• WORK TO DO: Write each line out exactly, leaving none out.
* START DATA FOR THE TASK *
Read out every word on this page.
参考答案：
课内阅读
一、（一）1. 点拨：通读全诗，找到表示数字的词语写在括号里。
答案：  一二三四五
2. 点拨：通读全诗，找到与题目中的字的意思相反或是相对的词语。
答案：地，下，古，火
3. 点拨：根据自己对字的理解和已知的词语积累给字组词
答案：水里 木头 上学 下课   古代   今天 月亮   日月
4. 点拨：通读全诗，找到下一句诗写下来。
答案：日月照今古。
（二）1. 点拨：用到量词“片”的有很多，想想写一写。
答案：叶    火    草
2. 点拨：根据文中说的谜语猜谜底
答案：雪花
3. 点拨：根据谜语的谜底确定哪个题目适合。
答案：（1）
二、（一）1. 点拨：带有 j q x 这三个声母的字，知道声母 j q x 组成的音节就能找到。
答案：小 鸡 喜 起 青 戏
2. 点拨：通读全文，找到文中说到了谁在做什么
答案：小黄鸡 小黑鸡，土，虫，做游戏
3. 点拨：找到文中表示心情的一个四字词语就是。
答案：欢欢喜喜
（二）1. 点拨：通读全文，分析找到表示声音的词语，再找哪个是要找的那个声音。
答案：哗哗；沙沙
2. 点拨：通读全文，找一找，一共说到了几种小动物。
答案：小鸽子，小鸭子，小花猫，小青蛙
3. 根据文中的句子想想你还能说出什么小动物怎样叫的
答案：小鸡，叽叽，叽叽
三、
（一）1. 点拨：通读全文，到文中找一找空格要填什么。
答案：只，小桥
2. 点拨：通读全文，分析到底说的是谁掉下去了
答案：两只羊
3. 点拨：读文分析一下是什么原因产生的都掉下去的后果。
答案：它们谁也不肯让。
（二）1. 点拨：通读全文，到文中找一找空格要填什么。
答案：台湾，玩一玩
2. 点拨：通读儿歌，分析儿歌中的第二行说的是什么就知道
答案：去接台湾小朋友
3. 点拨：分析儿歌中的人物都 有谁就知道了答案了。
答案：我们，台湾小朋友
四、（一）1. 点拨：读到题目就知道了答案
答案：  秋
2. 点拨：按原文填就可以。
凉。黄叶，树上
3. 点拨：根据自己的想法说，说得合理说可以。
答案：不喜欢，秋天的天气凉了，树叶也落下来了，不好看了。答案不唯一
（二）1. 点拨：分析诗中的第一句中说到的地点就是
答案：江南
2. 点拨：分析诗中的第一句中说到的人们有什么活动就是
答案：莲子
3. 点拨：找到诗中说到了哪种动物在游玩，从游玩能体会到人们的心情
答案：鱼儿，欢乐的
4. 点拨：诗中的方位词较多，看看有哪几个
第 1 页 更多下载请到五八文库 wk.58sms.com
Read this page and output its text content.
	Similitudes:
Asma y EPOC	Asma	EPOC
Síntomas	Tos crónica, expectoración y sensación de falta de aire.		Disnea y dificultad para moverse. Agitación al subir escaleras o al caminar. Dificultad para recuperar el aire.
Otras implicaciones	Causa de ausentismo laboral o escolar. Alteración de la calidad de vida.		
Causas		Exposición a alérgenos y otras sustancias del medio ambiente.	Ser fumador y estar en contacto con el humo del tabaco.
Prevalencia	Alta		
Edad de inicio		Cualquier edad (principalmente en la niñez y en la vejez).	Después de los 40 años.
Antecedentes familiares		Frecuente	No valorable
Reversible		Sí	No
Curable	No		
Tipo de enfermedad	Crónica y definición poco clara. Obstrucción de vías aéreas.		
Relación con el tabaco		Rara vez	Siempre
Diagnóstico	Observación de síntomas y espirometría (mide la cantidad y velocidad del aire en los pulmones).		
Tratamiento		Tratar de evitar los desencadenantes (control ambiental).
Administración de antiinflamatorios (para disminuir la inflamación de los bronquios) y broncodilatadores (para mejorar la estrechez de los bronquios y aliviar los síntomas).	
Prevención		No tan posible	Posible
* END DATA FOR THE TASK *
• RESPONSE FOR THIS EXERCISE:
Read out every word on this page.
参考答案：
课内阅读
一、（一）1. 点拨：通读全诗，找到表示数字的词语写在括号里。
答案：  一二三四五
2. 点拨：通读全诗，找到与题目中的字的意思相反或是相对的词语。
答案：地，下，古，火
3. 点拨：根据自己对字的理解和已知的词语积累给字组词
答案：水里 木头 上学 下课   古代   今天 月亮   日月
4. 点拨：通读全诗，找到下一句诗写下来。
答案：日月照今古。
（二）1. 点拨：用到量词“片”的有很多，想想写一写。
答案：叶    火    草
2. 点拨：根据文中说的谜语猜谜底
答案：雪花
3. 点拨：根据谜语的谜底确定哪个题目适合。
答案：（1）
二、（一）1. 点拨：带有 j q x 这三个声母的字，知道声母 j q x 组成的音节就能找到。
答案：小 鸡 喜 起 青 戏
2. 点拨：通读全文，找到文中说到了谁在做什么
答案：小黄鸡 小黑鸡，土，虫，做游戏
3. 点拨：找到文中表示心情的一个四字词语就是。
答案：欢欢喜喜
（二）1. 点拨：通读全文，分析找到表示声音的词语，再找哪个是要找的那个声音。
答案：哗哗；沙沙
2. 点拨：通读全文，找一找，一共说到了几种小动物。
答案：小鸽子，小鸭子，小花猫，小青蛙
3. 根据文中的句子想想你还能说出什么小动物怎样叫的
答案：小鸡，叽叽，叽叽
三、
（一）1. 点拨：通读全文，到文中找一找空格要填什么。
答案：只，小桥
2. 点拨：通读全文，分析到底说的是谁掉下去了
答案：两只羊
3. 点拨：读文分析一下是什么原因产生的都掉下去的后果。
答案：它们谁也不肯让。
（二）1. 点拨：通读全文，到文中找一找空格要填什么。
答案：台湾，玩一玩
2. 点拨：通读儿歌，分析儿歌中的第二行说的是什么就知道
答案：去接台湾小朋友
3. 点拨：分析儿歌中的人物都 有谁就知道了答案了。
答案：我们，台湾小朋友
四、（一）1. 点拨：读到题目就知道了答案
答案：  秋
2. 点拨：按原文填就可以。
凉。黄叶，树上
3. 点拨：根据自己的想法说，说得合理说可以。
答案：不喜欢，秋天的天气凉了，树叶也落下来了，不好看了。答案不唯一
（二）1. 点拨：分析诗中的第一句中说到的地点就是
答案：江南
2. 点拨：分析诗中的第一句中说到的人们有什么活动就是
答案：莲子
3. 点拨：找到诗中说到了哪种动物在游玩，从游玩能体会到人们的心情
答案：鱼儿，欢乐的
4. 点拨：诗中的方位词较多，看看有哪几个
第 1 页 更多下载请到五八文库 wk.58sms.com
Read this page and output its text content.
	Similitudes:
Asma y EPOC	Asma	EPOC
Síntomas	Tos crónica, expectoración y sensación de falta de aire.		Disnea y dificultad para moverse. Agitación al subir escaleras o al caminar. Dificultad para recuperar el aire.
Otras implicaciones	Causa de ausentismo laboral o escolar. Alteración de la calidad de vida.		
Causas		Exposición a alérgenos y otras sustancias del medio ambiente.	Ser fumador y estar en contacto con el humo del tabaco.
Prevalencia	Alta		
Edad de inicio		Cualquier edad (principalmente en la niñez y en la vejez).	Después de los 40 años.
Antecedentes familiares		Frecuente	No valorable
Reversible		Sí	No
Curable	No		
Tipo de enfermedad	Crónica y definición poco clara. Obstrucción de vías aéreas.		
Relación con el tabaco		Rara vez	Siempre
Diagnóstico	Observación de síntomas y espirometría (mide la cantidad y velocidad del aire en los pulmones).		
Tratamiento		Tratar de evitar los desencadenantes (control ambiental).
Administración de antiinflamatorios (para disminuir la inflamación de los bronquios) y broncodilatadores (para mejorar la estrechez de los bronquios y aliviar los síntomas).	
Prevención		No tan posible	Posible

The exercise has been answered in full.